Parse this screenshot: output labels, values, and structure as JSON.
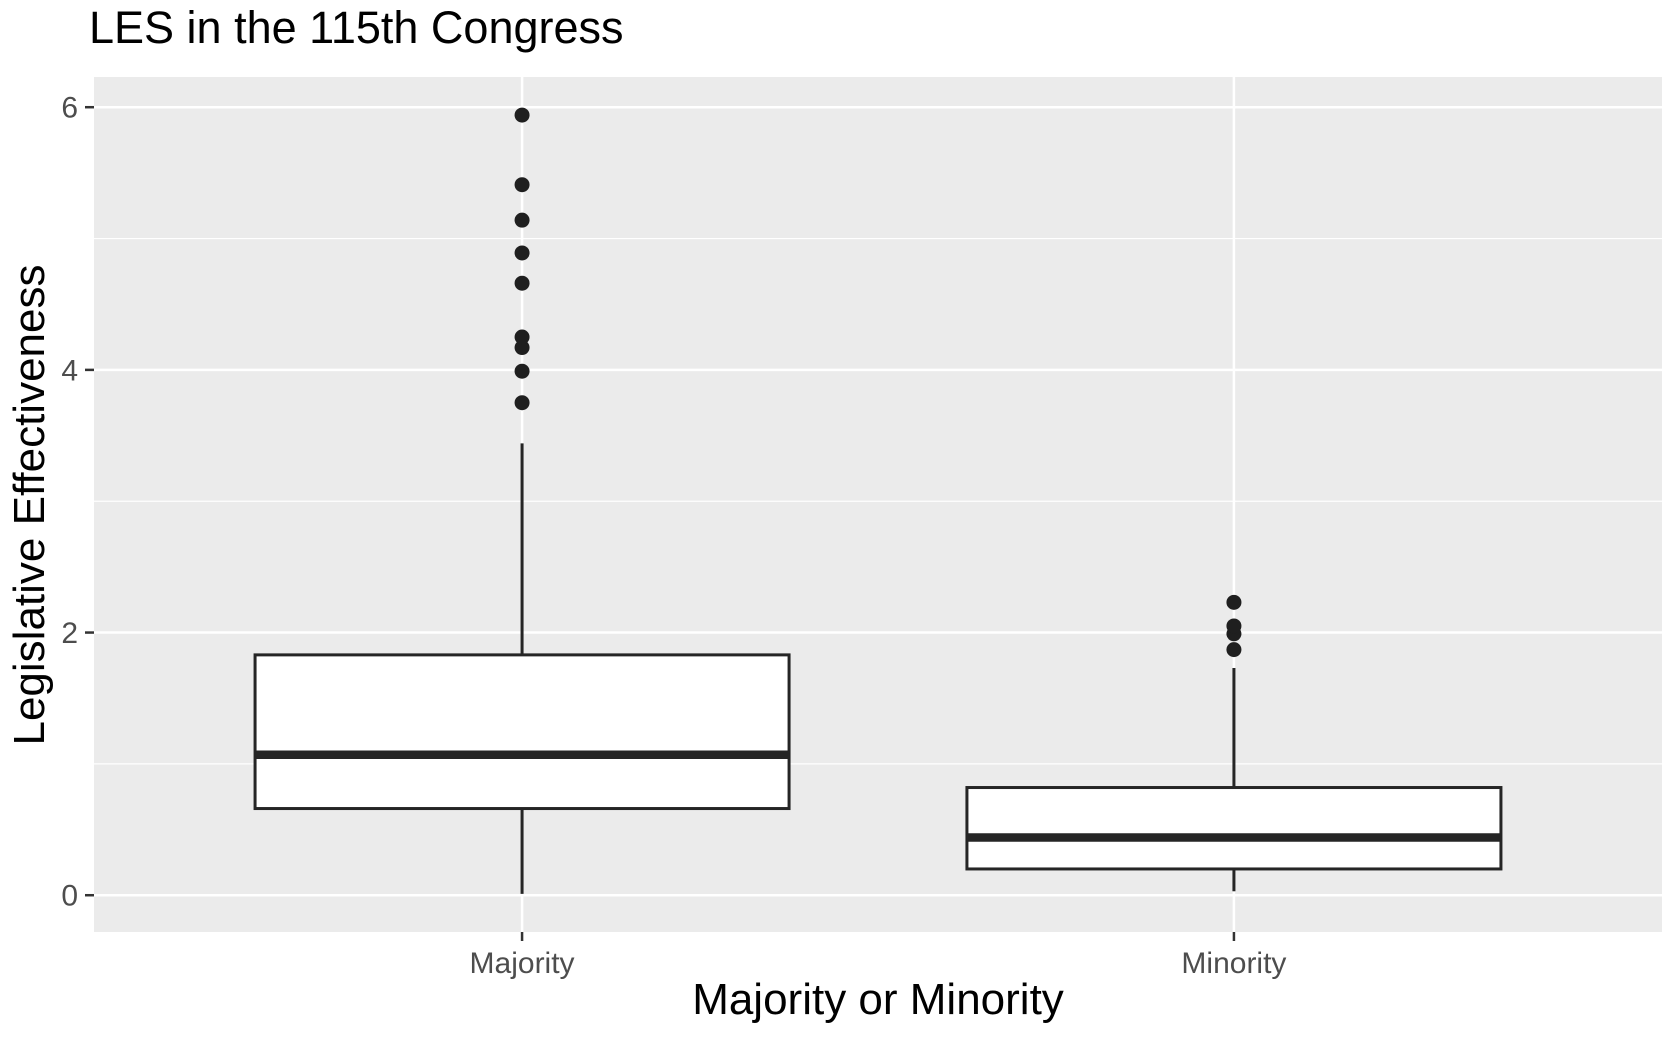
{
  "chart_data": {
    "type": "boxplot",
    "title": "LES in the 115th Congress",
    "xlabel": "Majority or Minority",
    "ylabel": "Legislative Effectiveness",
    "categories": [
      "Majority",
      "Minority"
    ],
    "y_tick_labels": [
      "0",
      "2",
      "4",
      "6"
    ],
    "y_tick_values": [
      0,
      2,
      4,
      6
    ],
    "y_minor_tick_values": [
      1,
      3,
      5
    ],
    "ylim": [
      -0.28,
      6.23
    ],
    "grid": "white major+minor horizontal and vertical-at-category lines on gray panel",
    "legend": "none",
    "series": [
      {
        "name": "Majority",
        "whisker_low": 0.01,
        "q1": 0.66,
        "median": 1.07,
        "q3": 1.83,
        "whisker_high": 3.44,
        "outliers": [
          3.75,
          3.99,
          4.17,
          4.25,
          4.66,
          4.89,
          5.14,
          5.41,
          5.94
        ]
      },
      {
        "name": "Minority",
        "whisker_low": 0.03,
        "q1": 0.2,
        "median": 0.44,
        "q3": 0.82,
        "whisker_high": 1.73,
        "outliers": [
          1.87,
          1.99,
          2.05,
          2.23
        ]
      }
    ],
    "colors": {
      "panel_bg": "#EBEBEB",
      "grid": "#FFFFFF",
      "box_stroke": "#252525",
      "box_fill": "#FFFFFF",
      "outlier": "#1F1F1F",
      "axis_text": "#4D4D4D",
      "tick_mark": "#333333",
      "title_text": "#000000"
    }
  }
}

_ _ _ _ _

Stated problem:
Look over the listing above. Pick out and copy every line that includes "Majority".

Solution to this problem:
    "xlabel": "Majority or Minority",
      "Majority",
        "name": "Majority",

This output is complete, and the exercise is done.